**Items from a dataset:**
- - - - - - -

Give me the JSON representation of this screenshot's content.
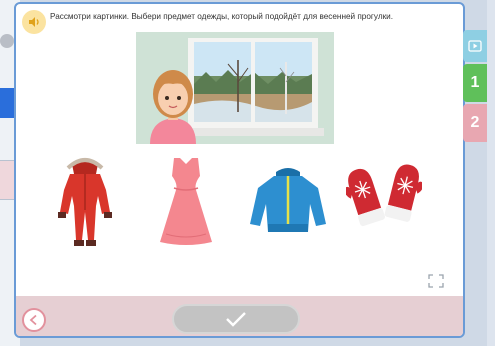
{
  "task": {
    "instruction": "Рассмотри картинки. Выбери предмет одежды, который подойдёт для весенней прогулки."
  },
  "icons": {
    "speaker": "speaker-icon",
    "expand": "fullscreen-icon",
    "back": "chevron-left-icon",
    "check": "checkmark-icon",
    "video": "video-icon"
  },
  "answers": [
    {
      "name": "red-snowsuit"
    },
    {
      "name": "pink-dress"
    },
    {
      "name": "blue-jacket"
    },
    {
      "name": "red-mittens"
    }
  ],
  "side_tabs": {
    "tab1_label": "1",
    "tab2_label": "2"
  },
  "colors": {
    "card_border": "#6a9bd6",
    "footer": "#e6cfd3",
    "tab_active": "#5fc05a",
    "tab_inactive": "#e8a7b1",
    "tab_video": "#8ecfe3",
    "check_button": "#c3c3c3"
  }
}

- - - - - - -

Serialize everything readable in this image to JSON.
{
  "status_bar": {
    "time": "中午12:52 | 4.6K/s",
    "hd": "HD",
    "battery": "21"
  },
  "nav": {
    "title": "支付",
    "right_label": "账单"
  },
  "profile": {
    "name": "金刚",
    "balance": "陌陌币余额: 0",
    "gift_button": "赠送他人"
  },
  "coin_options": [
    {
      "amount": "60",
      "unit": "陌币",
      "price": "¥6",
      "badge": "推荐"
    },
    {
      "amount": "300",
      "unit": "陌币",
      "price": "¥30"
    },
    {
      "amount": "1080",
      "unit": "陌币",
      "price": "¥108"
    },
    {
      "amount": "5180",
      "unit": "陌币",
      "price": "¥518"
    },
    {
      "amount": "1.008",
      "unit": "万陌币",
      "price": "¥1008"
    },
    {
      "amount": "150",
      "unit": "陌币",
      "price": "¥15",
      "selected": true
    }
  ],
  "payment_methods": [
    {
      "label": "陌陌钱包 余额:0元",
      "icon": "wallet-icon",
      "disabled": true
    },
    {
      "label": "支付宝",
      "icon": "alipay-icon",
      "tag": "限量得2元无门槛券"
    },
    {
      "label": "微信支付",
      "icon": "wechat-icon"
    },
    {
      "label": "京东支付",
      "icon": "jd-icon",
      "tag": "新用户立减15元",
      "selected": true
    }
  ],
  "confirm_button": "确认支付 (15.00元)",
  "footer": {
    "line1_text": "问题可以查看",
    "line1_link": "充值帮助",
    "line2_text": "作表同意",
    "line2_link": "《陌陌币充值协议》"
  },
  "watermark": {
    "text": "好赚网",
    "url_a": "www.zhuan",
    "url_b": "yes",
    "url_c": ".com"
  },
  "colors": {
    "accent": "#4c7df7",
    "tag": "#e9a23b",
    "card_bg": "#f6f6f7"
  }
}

- - - - - - -

**Your task:** List the lines of the material in which the word "name" occurs.

**The reply:**
      "name": "red-snowsuit"
      "name": "pink-dress"
      "name": "blue-jacket"
      "name": "red-mittens"
    "name": "金刚",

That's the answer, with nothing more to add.